** begin PAGE TEXT **

I am continuing on in my Kingdom Woman online book study and it has been great. I need to be filled with His word and in His word so that when I am at home dealing things and then especially when I leave my house I am better equipped and ready to deal with life. It is usually good but sometimes I need to call on scripture to fight off my fleshly ways. This usually looks like asking myself if I am acting in accordance with the Fruits of the Spirit. The book study and all the women that are taking it are helping me on this journey.

Monday, September 16, 2013

Let Yourself Off the Hook

Today Chyrstal was asking what areas we push ourselves too hard and what areas could we improve and maybe try harder. I have a fairly easy time answering this one because I just came out of a season, a few years that is, of learning to let go. It didn't happen easily, and I can't say it was a ton of fun, but I do know for sure that God knows exactly what I need and He has been busy with me.

** end PAGE TEXT **

Reproduce the book study blog text above word for word, in full.

** begin DATASET ENTRIES **

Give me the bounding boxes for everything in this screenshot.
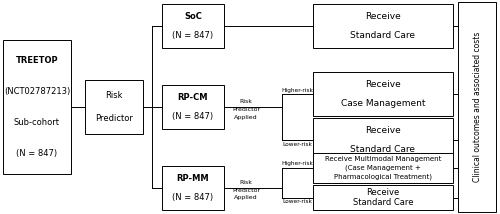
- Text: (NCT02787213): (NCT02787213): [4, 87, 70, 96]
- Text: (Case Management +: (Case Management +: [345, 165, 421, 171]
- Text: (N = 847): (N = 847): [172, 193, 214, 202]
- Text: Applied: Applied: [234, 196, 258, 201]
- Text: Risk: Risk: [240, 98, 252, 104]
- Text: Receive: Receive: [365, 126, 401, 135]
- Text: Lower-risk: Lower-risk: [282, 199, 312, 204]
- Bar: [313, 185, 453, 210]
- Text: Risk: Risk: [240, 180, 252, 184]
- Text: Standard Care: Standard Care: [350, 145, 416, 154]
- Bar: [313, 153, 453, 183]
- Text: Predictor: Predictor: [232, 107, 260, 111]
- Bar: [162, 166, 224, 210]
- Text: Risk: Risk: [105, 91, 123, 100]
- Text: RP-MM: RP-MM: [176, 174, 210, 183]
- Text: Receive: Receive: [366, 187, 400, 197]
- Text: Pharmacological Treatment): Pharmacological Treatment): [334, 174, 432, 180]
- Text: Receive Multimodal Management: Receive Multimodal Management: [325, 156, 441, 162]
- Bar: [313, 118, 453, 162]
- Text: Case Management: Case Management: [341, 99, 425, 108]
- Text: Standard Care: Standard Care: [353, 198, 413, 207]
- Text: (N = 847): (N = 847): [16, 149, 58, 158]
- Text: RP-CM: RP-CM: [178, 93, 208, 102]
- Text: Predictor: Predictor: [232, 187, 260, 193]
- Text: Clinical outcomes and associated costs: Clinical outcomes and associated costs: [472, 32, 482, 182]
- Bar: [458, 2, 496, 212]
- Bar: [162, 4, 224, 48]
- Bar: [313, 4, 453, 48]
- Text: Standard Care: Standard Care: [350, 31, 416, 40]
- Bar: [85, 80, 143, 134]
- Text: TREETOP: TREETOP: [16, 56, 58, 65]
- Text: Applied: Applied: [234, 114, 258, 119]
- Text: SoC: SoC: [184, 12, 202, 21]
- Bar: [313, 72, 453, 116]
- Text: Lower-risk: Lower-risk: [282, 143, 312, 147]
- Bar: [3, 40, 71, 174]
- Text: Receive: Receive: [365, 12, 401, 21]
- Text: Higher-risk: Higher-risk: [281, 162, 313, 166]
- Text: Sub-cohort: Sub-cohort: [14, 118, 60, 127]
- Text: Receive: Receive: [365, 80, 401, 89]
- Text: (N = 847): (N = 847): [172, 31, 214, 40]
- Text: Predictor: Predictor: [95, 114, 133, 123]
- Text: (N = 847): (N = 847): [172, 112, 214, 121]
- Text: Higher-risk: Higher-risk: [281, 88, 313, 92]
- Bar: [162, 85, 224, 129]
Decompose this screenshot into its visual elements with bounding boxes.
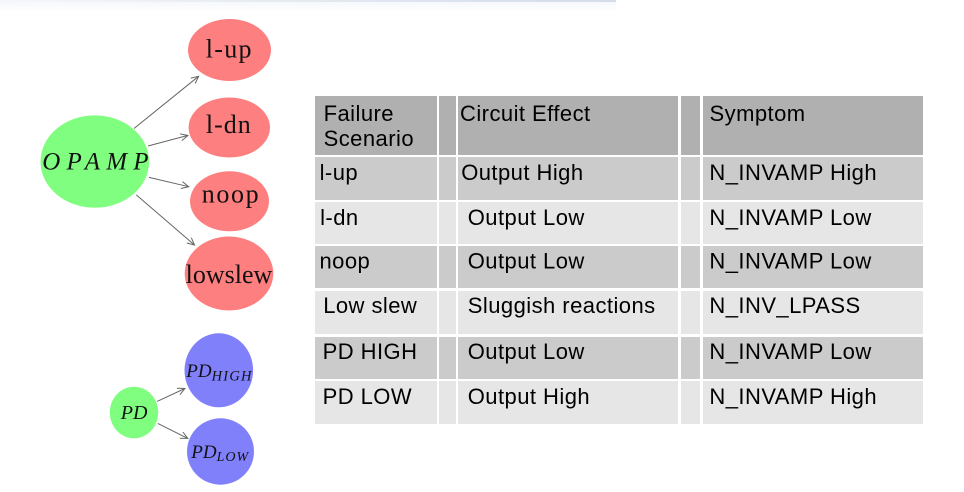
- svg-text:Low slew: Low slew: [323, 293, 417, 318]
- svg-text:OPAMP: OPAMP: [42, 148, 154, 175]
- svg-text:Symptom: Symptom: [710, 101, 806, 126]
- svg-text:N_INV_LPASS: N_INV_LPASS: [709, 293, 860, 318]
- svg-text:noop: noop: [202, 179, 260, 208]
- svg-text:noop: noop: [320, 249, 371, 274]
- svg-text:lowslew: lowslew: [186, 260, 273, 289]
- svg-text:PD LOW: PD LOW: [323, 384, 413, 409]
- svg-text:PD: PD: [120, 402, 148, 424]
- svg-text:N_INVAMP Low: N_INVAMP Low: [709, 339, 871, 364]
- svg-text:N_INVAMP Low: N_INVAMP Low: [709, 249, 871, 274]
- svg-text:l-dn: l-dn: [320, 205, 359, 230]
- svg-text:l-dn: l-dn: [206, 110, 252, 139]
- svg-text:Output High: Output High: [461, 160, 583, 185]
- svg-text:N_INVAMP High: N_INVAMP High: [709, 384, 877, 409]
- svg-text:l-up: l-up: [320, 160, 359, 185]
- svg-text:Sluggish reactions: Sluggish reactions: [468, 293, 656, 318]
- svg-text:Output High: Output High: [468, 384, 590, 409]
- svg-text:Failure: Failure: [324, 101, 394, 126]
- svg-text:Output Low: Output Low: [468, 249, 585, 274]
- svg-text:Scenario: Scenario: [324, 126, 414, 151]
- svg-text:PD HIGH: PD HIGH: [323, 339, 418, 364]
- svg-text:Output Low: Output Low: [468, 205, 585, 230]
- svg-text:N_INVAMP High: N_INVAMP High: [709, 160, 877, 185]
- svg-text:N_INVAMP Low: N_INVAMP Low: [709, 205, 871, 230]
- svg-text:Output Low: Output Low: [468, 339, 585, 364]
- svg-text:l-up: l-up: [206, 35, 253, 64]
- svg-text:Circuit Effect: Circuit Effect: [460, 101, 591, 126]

** end DATASET ENTRIES **
** begin DATASET ENTRIES **

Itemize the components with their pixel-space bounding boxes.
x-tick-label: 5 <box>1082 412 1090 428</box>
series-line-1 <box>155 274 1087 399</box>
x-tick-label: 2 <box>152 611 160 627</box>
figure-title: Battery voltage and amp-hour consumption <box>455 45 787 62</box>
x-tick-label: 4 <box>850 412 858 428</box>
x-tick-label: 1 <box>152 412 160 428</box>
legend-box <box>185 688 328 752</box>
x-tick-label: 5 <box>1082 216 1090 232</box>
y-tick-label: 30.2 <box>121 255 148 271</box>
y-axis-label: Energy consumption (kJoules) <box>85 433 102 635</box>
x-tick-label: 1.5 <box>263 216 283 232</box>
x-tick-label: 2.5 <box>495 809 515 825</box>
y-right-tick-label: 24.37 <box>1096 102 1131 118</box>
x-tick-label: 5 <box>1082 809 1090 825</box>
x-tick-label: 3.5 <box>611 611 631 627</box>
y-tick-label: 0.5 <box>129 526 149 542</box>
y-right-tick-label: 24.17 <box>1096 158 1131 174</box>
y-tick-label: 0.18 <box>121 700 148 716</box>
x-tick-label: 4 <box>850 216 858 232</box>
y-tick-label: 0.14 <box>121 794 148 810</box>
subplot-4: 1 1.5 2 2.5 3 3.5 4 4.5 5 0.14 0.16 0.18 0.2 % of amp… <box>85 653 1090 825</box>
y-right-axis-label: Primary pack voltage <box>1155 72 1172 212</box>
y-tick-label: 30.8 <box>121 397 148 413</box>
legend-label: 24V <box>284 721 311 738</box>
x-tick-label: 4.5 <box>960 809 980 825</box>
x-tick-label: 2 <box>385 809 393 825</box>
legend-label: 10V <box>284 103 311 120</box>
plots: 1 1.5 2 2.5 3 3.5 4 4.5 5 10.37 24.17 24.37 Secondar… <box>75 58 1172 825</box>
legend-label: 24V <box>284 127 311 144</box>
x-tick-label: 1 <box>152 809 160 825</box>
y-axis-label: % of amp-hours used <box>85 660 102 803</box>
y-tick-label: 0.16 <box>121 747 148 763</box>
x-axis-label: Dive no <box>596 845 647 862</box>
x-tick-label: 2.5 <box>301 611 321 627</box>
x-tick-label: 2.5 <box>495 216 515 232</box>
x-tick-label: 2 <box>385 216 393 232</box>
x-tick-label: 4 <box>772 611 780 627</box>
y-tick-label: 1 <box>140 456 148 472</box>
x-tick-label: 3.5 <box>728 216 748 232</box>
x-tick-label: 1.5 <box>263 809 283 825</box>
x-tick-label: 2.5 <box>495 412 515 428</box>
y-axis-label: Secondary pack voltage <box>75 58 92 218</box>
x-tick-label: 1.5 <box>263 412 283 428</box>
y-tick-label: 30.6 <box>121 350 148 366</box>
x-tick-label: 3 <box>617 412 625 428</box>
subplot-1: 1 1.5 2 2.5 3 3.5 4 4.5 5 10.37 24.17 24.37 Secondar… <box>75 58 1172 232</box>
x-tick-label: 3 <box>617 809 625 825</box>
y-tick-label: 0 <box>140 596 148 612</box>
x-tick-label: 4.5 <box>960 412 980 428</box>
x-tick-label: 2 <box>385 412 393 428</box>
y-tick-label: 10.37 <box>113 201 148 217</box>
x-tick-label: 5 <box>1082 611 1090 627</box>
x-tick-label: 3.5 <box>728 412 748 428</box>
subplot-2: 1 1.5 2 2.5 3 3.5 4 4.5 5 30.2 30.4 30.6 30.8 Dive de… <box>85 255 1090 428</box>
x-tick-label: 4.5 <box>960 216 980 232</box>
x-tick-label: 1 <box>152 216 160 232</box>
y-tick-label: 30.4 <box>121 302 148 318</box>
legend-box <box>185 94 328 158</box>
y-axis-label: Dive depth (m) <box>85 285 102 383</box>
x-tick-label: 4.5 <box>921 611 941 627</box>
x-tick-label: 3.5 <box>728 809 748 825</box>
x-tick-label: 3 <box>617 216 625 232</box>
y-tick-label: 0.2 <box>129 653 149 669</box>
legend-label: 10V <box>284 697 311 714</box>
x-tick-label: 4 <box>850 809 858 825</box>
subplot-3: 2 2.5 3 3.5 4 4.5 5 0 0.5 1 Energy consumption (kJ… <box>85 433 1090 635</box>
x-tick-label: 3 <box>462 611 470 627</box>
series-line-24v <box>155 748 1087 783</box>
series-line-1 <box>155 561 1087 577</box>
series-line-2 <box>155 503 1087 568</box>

** end DATASET ENTRIES **
** begin DATASET ENTRIES **

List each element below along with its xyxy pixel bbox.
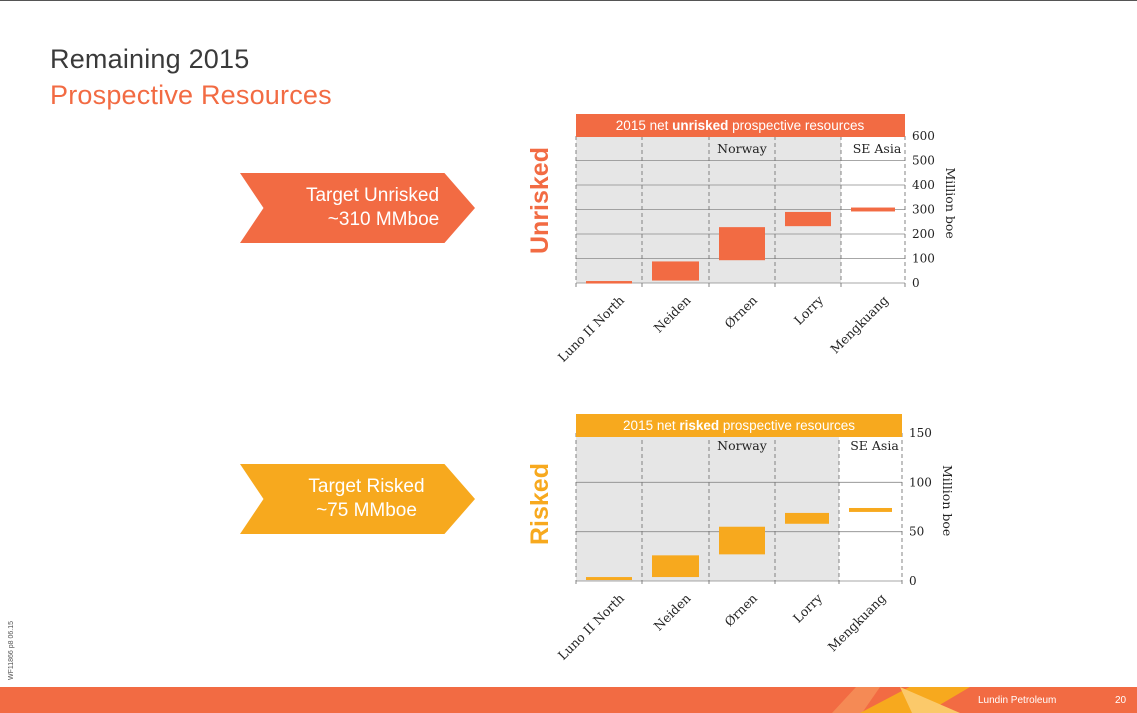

** end DATASET ENTRIES **

→ **COMPLETE RESPONSE**:
I am continuing on in my Kingdom Woman online book study and it has been great. I need to be filled with His word and in His word so that when I am at home dealing things and then especially when I leave my house I am better equipped and ready to deal with life. It is usually good but sometimes I need to call on scripture to fight off my fleshly ways. This usually looks like asking myself if I am acting in accordance with the Fruits of the Spirit. The book study and all the women that are taking it are helping me on this journey.

Monday, September 16, 2013

Let Yourself Off the Hook

Today Chyrstal was asking what areas we push ourselves too hard and what areas could we improve and maybe try harder. I have a fairly easy time answering this one because I just came out of a season, a few years that is, of learning to let go. It didn't happen easily, and I can't say it was a ton of fun, but I do know for sure that God knows exactly what I need and He has been busy with me.